Aim of the task
Note how many lines contain "body" and give that number, with nothing else.

Given entries
· · ·

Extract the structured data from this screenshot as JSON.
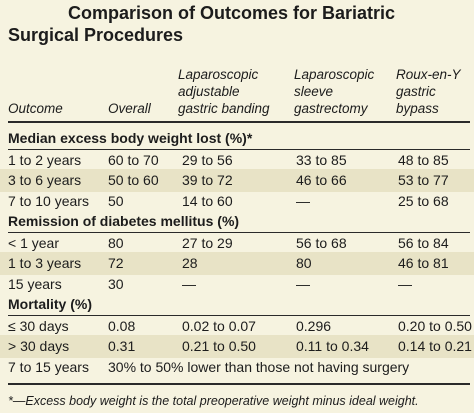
{
  "title": "Comparison of Outcomes for Bariatric Surgical Procedures",
  "headers": {
    "outcome": "Outcome",
    "overall": "Overall",
    "lagb": [
      "Laparoscopic",
      "adjustable",
      "gastric banding"
    ],
    "lsg": [
      "Laparoscopic",
      "sleeve",
      "gastrectomy"
    ],
    "rygb": [
      "Roux-en-Y",
      "gastric",
      "bypass"
    ]
  },
  "sections": [
    {
      "title": "Median excess body weight lost (%)*",
      "rows": [
        [
          "1 to 2 years",
          "60 to 70",
          "29 to 56",
          "33 to 85",
          "48 to 85"
        ],
        [
          "3 to 6 years",
          "50 to 60",
          "39 to 72",
          "46 to 66",
          "53 to 77"
        ],
        [
          "7 to 10 years",
          "50",
          "14 to 60",
          "—",
          "25 to 68"
        ]
      ]
    },
    {
      "title": "Remission of diabetes mellitus (%)",
      "rows": [
        [
          "< 1 year",
          "80",
          "27 to 29",
          "56 to 68",
          "56 to 84"
        ],
        [
          "1 to 3 years",
          "72",
          "28",
          "80",
          "46 to 81"
        ],
        [
          "15 years",
          "30",
          "—",
          "—",
          "—"
        ]
      ]
    },
    {
      "title": "Mortality (%)",
      "rows": [
        [
          "≤ 30 days",
          "0.08",
          "0.02 to 0.07",
          "0.296",
          "0.20 to 0.50"
        ],
        [
          "> 30 days",
          "0.31",
          "0.21 to 0.50",
          "0.11 to 0.34",
          "0.14 to 0.21"
        ]
      ],
      "span_row": [
        "7 to 15 years",
        "30% to 50% lower than those not having surgery"
      ]
    }
  ],
  "footnote": "*—Excess body weight is the total preoperative weight minus ideal weight.",
  "colors": {
    "background": "#f6f3e0",
    "band": "#e8e3c6",
    "rule": "#2a2a2a"
  }
}
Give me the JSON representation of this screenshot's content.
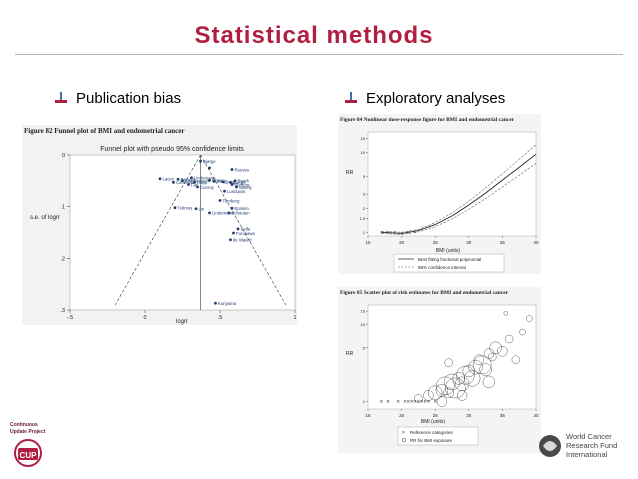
{
  "slide": {
    "title": "Statistical methods",
    "bullets": [
      "Publication bias",
      "Exploratory analyses"
    ],
    "colors": {
      "title": "#b01e41",
      "figure_bg": "#f2f2f2",
      "point": "#1f3a6e"
    }
  },
  "figures": {
    "funnel": {
      "caption": "Figure 82 Funnel plot of BMI and endometrial cancer",
      "inner_title": "Funnel plot with pseudo 95% confidence limits"
    },
    "dose": {
      "caption": "Figure 84 Nonlinear dose-response figure for BMI and endometrial cancer",
      "legend": [
        "Best fitting fractional polynomial",
        "95% confidence interval"
      ]
    },
    "scatter": {
      "caption": "Figure 85 Scatter plot of risk estimates for BMI and endometrial cancer",
      "legend": [
        "Reference categories",
        "RR for BMI exposure"
      ]
    }
  },
  "chart_data": [
    {
      "type": "scatter",
      "title": "Funnel plot with pseudo 95% confidence limits",
      "xlabel": "logrr",
      "ylabel": "s.e. of logrr",
      "xlim": [
        -0.5,
        1
      ],
      "ylim": [
        0.3,
        0
      ],
      "x_ticks": [
        "-.5",
        "0",
        ".5",
        "1"
      ],
      "y_ticks": [
        "0",
        ".1",
        ".2",
        ".3"
      ],
      "reference_line_x": 0.37,
      "points": [
        {
          "x": 0.37,
          "y": 0.012,
          "label": "Bjørge"
        },
        {
          "x": 0.43,
          "y": 0.025,
          "label": ""
        },
        {
          "x": 0.58,
          "y": 0.028,
          "label": "Reeves"
        },
        {
          "x": 0.1,
          "y": 0.046,
          "label": "Lacey"
        },
        {
          "x": 0.22,
          "y": 0.047,
          "label": "Reeves"
        },
        {
          "x": 0.31,
          "y": 0.044,
          "label": "Lindemann"
        },
        {
          "x": 0.25,
          "y": 0.05,
          "label": "Friedenreich"
        },
        {
          "x": 0.43,
          "y": 0.049,
          "label": "Chang"
        },
        {
          "x": 0.19,
          "y": 0.053,
          "label": "Canchola"
        },
        {
          "x": 0.33,
          "y": 0.053,
          "label": "Rapp"
        },
        {
          "x": 0.46,
          "y": 0.051,
          "label": "Song"
        },
        {
          "x": 0.52,
          "y": 0.052,
          "label": "Song"
        },
        {
          "x": 0.57,
          "y": 0.053,
          "label": "Bjørge"
        },
        {
          "x": 0.6,
          "y": 0.05,
          "label": "Reeth"
        },
        {
          "x": 0.29,
          "y": 0.057,
          "label": "Fan"
        },
        {
          "x": 0.58,
          "y": 0.057,
          "label": "Furberg"
        },
        {
          "x": 0.35,
          "y": 0.062,
          "label": "Conroy"
        },
        {
          "x": 0.61,
          "y": 0.062,
          "label": "Sweny"
        },
        {
          "x": 0.53,
          "y": 0.07,
          "label": "Lundqvist"
        },
        {
          "x": 0.5,
          "y": 0.088,
          "label": "Tornberg"
        },
        {
          "x": 0.2,
          "y": 0.102,
          "label": "Tulinius"
        },
        {
          "x": 0.34,
          "y": 0.104,
          "label": "Lin"
        },
        {
          "x": 0.58,
          "y": 0.103,
          "label": "Epstein"
        },
        {
          "x": 0.43,
          "y": 0.112,
          "label": "Lindemann"
        },
        {
          "x": 0.56,
          "y": 0.112,
          "label": "Schouten"
        },
        {
          "x": 0.62,
          "y": 0.143,
          "label": "Sella"
        },
        {
          "x": 0.59,
          "y": 0.151,
          "label": "Furukawa"
        },
        {
          "x": 0.57,
          "y": 0.164,
          "label": "de Waard"
        },
        {
          "x": 0.47,
          "y": 0.287,
          "label": "Kuriyama"
        }
      ]
    },
    {
      "type": "line",
      "xlabel": "BMI (units)",
      "ylabel": "RR",
      "xlim": [
        15,
        40
      ],
      "x_ticks": [
        "15",
        "20",
        "25",
        "30",
        "35",
        "40"
      ],
      "y_ticks": [
        "1",
        "1.5",
        "2",
        "3",
        "5",
        "10",
        "15"
      ],
      "y_scale": "log",
      "ylim": [
        0.9,
        18
      ],
      "legend_position": "bottom-right",
      "series": [
        {
          "name": "Best fitting fractional polynomial",
          "x": [
            17,
            20,
            22.5,
            25,
            27.5,
            30,
            32.5,
            35,
            37.5,
            40
          ],
          "y": [
            1.0,
            0.97,
            1.05,
            1.25,
            1.6,
            2.2,
            3.1,
            4.5,
            6.5,
            9.5
          ]
        },
        {
          "name": "95% confidence interval",
          "x": [
            17,
            20,
            22.5,
            25,
            27.5,
            30,
            32.5,
            35,
            37.5,
            40
          ],
          "y": [
            1.03,
            1.0,
            1.09,
            1.32,
            1.75,
            2.45,
            3.6,
            5.4,
            8.2,
            12.5
          ]
        },
        {
          "name": "95% confidence interval",
          "x": [
            17,
            20,
            22.5,
            25,
            27.5,
            30,
            32.5,
            35,
            37.5,
            40
          ],
          "y": [
            0.97,
            0.94,
            1.01,
            1.18,
            1.47,
            1.95,
            2.65,
            3.7,
            5.2,
            7.3
          ]
        }
      ],
      "points": [
        {
          "x": 17,
          "y": 1.0
        },
        {
          "x": 18,
          "y": 1.0
        },
        {
          "x": 19,
          "y": 1.0
        },
        {
          "x": 20,
          "y": 0.98
        },
        {
          "x": 21,
          "y": 1.0
        },
        {
          "x": 22,
          "y": 1.02
        }
      ]
    },
    {
      "type": "scatter",
      "xlabel": "BMI (units)",
      "ylabel": "RR",
      "xlim": [
        15,
        40
      ],
      "x_ticks": [
        "15",
        "20",
        "25",
        "30",
        "35",
        "40"
      ],
      "y_ticks": [
        "1",
        "5",
        "10",
        "15"
      ],
      "y_scale": "log",
      "ylim": [
        0.8,
        18
      ],
      "legend_position": "bottom-left",
      "reference_points": [
        {
          "x": 17.0,
          "y": 1
        },
        {
          "x": 18.0,
          "y": 1
        },
        {
          "x": 19.5,
          "y": 1
        },
        {
          "x": 20.5,
          "y": 1
        },
        {
          "x": 21.0,
          "y": 1
        },
        {
          "x": 21.5,
          "y": 1
        },
        {
          "x": 22.0,
          "y": 1
        },
        {
          "x": 22.5,
          "y": 1
        },
        {
          "x": 23.0,
          "y": 1
        },
        {
          "x": 23.5,
          "y": 1
        },
        {
          "x": 24.0,
          "y": 1
        },
        {
          "x": 25.0,
          "y": 1
        }
      ],
      "points": [
        {
          "x": 22.5,
          "y": 1.1,
          "s": 4
        },
        {
          "x": 24.0,
          "y": 1.2,
          "s": 5
        },
        {
          "x": 25.0,
          "y": 1.3,
          "s": 7
        },
        {
          "x": 26.0,
          "y": 1.4,
          "s": 6
        },
        {
          "x": 26.5,
          "y": 1.6,
          "s": 9
        },
        {
          "x": 27.0,
          "y": 1.3,
          "s": 5
        },
        {
          "x": 27.5,
          "y": 1.8,
          "s": 8
        },
        {
          "x": 28.0,
          "y": 1.5,
          "s": 10
        },
        {
          "x": 28.5,
          "y": 2.0,
          "s": 6
        },
        {
          "x": 29.0,
          "y": 1.7,
          "s": 7
        },
        {
          "x": 29.5,
          "y": 2.2,
          "s": 9
        },
        {
          "x": 30.0,
          "y": 2.5,
          "s": 6
        },
        {
          "x": 30.5,
          "y": 2.0,
          "s": 8
        },
        {
          "x": 31.0,
          "y": 2.8,
          "s": 7
        },
        {
          "x": 31.5,
          "y": 3.5,
          "s": 5
        },
        {
          "x": 32.0,
          "y": 3.0,
          "s": 9
        },
        {
          "x": 32.5,
          "y": 2.6,
          "s": 6
        },
        {
          "x": 33.0,
          "y": 4.2,
          "s": 5
        },
        {
          "x": 33.5,
          "y": 3.8,
          "s": 4
        },
        {
          "x": 34.0,
          "y": 5.0,
          "s": 6
        },
        {
          "x": 35.0,
          "y": 4.5,
          "s": 5
        },
        {
          "x": 36.0,
          "y": 6.5,
          "s": 4
        },
        {
          "x": 37.0,
          "y": 3.5,
          "s": 4
        },
        {
          "x": 38.0,
          "y": 8.0,
          "s": 3
        },
        {
          "x": 39.0,
          "y": 12.0,
          "s": 3
        },
        {
          "x": 35.5,
          "y": 14.0,
          "s": 2
        },
        {
          "x": 27.0,
          "y": 3.2,
          "s": 4
        },
        {
          "x": 29.0,
          "y": 1.2,
          "s": 5
        },
        {
          "x": 33.0,
          "y": 1.8,
          "s": 6
        },
        {
          "x": 26.0,
          "y": 1.0,
          "s": 5
        }
      ]
    }
  ],
  "logos": {
    "cup": [
      "Continuous",
      "Update Project",
      "CUP"
    ],
    "wcrf": [
      "World Cancer",
      "Research Fund",
      "International"
    ]
  }
}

· · ·

Final answer
2